REQUIRED TASK: Exact repetition is required: output every record in full.

====

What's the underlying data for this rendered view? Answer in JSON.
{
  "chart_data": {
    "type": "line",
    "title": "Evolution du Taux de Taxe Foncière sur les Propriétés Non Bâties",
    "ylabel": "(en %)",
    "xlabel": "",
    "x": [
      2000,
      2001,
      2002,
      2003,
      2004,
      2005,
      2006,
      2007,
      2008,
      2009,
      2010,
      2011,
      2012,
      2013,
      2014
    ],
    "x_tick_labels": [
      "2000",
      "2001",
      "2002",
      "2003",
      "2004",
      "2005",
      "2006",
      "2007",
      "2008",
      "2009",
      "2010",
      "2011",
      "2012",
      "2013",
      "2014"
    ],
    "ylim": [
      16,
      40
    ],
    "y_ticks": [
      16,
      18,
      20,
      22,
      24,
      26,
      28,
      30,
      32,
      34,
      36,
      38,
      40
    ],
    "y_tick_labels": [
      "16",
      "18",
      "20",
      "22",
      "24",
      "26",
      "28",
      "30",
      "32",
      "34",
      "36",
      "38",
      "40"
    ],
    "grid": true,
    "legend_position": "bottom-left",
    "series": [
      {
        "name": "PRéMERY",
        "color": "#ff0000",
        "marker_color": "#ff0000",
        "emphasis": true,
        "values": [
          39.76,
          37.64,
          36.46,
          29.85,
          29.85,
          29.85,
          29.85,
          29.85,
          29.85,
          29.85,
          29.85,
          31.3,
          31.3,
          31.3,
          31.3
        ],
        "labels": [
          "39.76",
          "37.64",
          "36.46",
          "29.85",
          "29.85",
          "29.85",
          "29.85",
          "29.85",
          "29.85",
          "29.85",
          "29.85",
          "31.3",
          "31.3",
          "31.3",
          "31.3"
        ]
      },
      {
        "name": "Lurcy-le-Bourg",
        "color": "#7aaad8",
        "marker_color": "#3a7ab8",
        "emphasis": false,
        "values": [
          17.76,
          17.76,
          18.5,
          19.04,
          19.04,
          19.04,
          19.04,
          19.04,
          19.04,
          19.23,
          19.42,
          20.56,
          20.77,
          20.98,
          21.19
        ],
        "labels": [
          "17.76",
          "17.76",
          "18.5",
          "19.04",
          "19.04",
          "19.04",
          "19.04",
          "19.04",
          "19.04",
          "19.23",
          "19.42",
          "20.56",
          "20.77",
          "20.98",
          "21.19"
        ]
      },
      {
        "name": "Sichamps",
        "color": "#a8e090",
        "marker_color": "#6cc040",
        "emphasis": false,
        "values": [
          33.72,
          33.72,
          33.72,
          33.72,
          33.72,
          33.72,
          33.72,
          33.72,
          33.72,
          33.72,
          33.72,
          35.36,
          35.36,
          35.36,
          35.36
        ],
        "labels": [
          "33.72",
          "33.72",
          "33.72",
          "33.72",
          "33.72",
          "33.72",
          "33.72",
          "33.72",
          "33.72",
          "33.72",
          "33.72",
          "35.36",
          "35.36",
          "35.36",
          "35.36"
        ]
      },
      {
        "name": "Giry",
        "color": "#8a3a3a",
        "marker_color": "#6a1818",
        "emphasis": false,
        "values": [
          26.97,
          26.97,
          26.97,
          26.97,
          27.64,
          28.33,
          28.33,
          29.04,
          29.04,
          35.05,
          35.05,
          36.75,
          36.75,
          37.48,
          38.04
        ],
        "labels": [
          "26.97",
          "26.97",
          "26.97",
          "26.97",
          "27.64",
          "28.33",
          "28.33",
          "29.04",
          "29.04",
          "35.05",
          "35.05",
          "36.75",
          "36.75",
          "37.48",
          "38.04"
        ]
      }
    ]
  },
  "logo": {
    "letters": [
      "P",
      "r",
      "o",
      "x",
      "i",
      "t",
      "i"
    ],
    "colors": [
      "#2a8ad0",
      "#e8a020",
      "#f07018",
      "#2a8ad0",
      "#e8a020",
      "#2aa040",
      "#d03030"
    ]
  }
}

====

THE RESPONSE:
What's the underlying data for this rendered view? Answer in JSON.
{
  "chart_data": {
    "type": "line",
    "title": "Evolution du Taux de Taxe Foncière sur les Propriétés Non Bâties",
    "ylabel": "(en %)",
    "xlabel": "",
    "x": [
      2000,
      2001,
      2002,
      2003,
      2004,
      2005,
      2006,
      2007,
      2008,
      2009,
      2010,
      2011,
      2012,
      2013,
      2014
    ],
    "x_tick_labels": [
      "2000",
      "2001",
      "2002",
      "2003",
      "2004",
      "2005",
      "2006",
      "2007",
      "2008",
      "2009",
      "2010",
      "2011",
      "2012",
      "2013",
      "2014"
    ],
    "ylim": [
      16,
      40
    ],
    "y_ticks": [
      16,
      18,
      20,
      22,
      24,
      26,
      28,
      30,
      32,
      34,
      36,
      38,
      40
    ],
    "y_tick_labels": [
      "16",
      "18",
      "20",
      "22",
      "24",
      "26",
      "28",
      "30",
      "32",
      "34",
      "36",
      "38",
      "40"
    ],
    "grid": true,
    "legend_position": "bottom-left",
    "series": [
      {
        "name": "PRéMERY",
        "color": "#ff0000",
        "marker_color": "#ff0000",
        "emphasis": true,
        "values": [
          39.76,
          37.64,
          36.46,
          29.85,
          29.85,
          29.85,
          29.85,
          29.85,
          29.85,
          29.85,
          29.85,
          31.3,
          31.3,
          31.3,
          31.3
        ],
        "labels": [
          "39.76",
          "37.64",
          "36.46",
          "29.85",
          "29.85",
          "29.85",
          "29.85",
          "29.85",
          "29.85",
          "29.85",
          "29.85",
          "31.3",
          "31.3",
          "31.3",
          "31.3"
        ]
      },
      {
        "name": "Lurcy-le-Bourg",
        "color": "#7aaad8",
        "marker_color": "#3a7ab8",
        "emphasis": false,
        "values": [
          17.76,
          17.76,
          18.5,
          19.04,
          19.04,
          19.04,
          19.04,
          19.04,
          19.04,
          19.23,
          19.42,
          20.56,
          20.77,
          20.98,
          21.19
        ],
        "labels": [
          "17.76",
          "17.76",
          "18.5",
          "19.04",
          "19.04",
          "19.04",
          "19.04",
          "19.04",
          "19.04",
          "19.23",
          "19.42",
          "20.56",
          "20.77",
          "20.98",
          "21.19"
        ]
      },
      {
        "name": "Sichamps",
        "color": "#a8e090",
        "marker_color": "#6cc040",
        "emphasis": false,
        "values": [
          33.72,
          33.72,
          33.72,
          33.72,
          33.72,
          33.72,
          33.72,
          33.72,
          33.72,
          33.72,
          33.72,
          35.36,
          35.36,
          35.36,
          35.36
        ],
        "labels": [
          "33.72",
          "33.72",
          "33.72",
          "33.72",
          "33.72",
          "33.72",
          "33.72",
          "33.72",
          "33.72",
          "33.72",
          "33.72",
          "35.36",
          "35.36",
          "35.36",
          "35.36"
        ]
      },
      {
        "name": "Giry",
        "color": "#8a3a3a",
        "marker_color": "#6a1818",
        "emphasis": false,
        "values": [
          26.97,
          26.97,
          26.97,
          26.97,
          27.64,
          28.33,
          28.33,
          29.04,
          29.04,
          35.05,
          35.05,
          36.75,
          36.75,
          37.48,
          38.04
        ],
        "labels": [
          "26.97",
          "26.97",
          "26.97",
          "26.97",
          "27.64",
          "28.33",
          "28.33",
          "29.04",
          "29.04",
          "35.05",
          "35.05",
          "36.75",
          "36.75",
          "37.48",
          "38.04"
        ]
      }
    ]
  },
  "logo": {
    "letters": [
      "P",
      "r",
      "o",
      "x",
      "i",
      "t",
      "i"
    ],
    "colors": [
      "#2a8ad0",
      "#e8a020",
      "#f07018",
      "#2a8ad0",
      "#e8a020",
      "#2aa040",
      "#d03030"
    ]
  }
}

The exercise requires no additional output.